Given exercise ▸
All lines holding the string "this" are to be shown.

Records supplied ▸

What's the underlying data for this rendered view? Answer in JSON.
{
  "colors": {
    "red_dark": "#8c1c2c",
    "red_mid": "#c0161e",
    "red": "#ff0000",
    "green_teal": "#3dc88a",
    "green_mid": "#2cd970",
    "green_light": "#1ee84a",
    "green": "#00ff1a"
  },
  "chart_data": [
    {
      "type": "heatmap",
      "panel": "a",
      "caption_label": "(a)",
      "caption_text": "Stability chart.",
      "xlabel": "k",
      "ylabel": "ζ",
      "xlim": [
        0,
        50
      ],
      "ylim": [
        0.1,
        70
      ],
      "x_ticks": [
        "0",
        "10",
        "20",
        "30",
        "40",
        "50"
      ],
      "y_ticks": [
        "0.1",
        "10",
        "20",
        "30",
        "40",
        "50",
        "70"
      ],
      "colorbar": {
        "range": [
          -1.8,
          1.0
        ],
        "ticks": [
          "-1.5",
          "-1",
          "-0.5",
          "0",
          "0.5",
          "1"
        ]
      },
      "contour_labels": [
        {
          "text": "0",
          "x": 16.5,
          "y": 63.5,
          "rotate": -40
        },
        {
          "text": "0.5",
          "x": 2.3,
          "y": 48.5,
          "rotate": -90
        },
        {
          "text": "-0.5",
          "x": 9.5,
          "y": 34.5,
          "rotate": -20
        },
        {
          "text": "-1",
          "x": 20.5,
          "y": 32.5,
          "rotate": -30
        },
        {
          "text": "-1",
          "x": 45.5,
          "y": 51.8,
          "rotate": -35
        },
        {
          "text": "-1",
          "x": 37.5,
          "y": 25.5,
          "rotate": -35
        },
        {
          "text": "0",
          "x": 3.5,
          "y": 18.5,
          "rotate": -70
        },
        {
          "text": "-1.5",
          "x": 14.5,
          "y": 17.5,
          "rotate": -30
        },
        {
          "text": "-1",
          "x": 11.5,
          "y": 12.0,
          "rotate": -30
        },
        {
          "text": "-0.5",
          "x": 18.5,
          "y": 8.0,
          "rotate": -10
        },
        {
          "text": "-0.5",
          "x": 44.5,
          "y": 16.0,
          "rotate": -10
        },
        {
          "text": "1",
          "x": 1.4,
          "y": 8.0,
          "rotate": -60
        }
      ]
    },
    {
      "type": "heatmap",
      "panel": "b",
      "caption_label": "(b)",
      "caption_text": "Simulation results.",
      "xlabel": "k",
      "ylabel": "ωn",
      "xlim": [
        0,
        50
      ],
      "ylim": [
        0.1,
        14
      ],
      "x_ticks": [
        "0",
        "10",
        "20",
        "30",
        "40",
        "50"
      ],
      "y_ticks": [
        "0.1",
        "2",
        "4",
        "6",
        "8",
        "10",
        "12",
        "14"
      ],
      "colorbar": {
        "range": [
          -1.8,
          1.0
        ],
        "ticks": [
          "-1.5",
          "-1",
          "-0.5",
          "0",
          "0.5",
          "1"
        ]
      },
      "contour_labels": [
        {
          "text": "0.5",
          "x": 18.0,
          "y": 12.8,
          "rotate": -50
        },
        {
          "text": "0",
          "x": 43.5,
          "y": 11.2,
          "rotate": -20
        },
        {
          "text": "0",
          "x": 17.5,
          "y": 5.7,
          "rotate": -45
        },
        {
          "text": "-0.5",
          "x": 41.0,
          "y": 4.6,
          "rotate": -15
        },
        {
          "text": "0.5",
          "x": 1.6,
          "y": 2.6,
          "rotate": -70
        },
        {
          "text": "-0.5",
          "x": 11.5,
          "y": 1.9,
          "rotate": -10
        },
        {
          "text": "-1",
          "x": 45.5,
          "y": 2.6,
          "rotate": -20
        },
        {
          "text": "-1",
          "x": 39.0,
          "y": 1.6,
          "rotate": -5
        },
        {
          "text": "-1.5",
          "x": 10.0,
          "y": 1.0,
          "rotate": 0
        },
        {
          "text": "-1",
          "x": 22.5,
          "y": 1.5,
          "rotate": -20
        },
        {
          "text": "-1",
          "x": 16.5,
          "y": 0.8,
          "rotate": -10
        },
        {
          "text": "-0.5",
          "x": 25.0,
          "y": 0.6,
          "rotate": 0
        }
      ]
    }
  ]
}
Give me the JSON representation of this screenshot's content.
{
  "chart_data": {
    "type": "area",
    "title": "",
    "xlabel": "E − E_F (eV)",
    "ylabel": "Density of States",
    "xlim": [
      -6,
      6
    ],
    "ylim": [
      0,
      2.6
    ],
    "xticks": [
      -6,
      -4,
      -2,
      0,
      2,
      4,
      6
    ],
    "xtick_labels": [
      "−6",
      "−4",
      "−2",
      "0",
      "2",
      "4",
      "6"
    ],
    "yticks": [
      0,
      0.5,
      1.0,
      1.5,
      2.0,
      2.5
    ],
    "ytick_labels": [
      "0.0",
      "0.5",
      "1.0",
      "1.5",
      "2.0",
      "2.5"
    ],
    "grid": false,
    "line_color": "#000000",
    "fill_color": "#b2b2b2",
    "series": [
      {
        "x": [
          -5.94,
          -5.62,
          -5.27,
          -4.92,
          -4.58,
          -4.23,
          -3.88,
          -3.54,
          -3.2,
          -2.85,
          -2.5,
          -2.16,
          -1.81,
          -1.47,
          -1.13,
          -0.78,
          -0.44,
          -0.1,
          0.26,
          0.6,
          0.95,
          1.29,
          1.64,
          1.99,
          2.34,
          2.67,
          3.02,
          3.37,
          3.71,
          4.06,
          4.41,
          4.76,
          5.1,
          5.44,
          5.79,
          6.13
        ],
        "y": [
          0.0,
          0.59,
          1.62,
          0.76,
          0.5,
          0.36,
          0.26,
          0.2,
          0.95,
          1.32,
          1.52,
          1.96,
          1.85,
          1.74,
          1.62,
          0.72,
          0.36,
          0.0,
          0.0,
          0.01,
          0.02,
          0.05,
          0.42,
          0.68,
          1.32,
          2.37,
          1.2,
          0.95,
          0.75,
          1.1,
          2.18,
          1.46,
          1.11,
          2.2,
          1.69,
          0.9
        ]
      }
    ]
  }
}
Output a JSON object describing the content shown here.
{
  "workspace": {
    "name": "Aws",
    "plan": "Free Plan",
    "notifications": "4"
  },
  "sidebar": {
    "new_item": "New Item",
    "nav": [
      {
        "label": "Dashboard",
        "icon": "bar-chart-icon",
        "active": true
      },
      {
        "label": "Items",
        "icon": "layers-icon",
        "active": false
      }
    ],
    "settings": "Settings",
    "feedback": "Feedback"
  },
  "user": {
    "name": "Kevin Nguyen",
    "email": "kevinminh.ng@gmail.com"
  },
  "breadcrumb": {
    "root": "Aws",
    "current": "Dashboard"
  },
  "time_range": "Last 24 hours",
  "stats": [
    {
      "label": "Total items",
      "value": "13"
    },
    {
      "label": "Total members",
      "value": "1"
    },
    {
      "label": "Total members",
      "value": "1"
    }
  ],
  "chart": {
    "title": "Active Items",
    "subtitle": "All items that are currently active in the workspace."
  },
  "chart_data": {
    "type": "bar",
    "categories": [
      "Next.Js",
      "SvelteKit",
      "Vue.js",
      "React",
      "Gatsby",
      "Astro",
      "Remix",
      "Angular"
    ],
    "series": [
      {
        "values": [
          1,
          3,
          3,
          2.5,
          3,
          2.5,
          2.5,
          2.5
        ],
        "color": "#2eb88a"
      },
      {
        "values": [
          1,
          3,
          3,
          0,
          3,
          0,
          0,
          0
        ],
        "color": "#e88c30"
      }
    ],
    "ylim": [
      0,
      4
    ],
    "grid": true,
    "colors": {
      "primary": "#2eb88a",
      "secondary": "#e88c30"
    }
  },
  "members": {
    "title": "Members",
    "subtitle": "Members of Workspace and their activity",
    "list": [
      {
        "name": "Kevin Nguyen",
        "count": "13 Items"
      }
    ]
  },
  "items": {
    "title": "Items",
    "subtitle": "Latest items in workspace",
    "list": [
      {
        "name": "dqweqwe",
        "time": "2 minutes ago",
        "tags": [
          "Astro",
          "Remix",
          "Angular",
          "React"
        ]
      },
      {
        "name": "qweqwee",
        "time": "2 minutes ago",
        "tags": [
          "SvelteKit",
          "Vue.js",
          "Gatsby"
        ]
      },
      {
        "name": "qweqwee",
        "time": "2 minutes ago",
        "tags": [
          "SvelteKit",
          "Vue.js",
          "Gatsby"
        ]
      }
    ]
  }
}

Task result ▸
What's the underlying data for this rendered view? Answer in JSON.
Give me the JSON representation of this screenshot's content.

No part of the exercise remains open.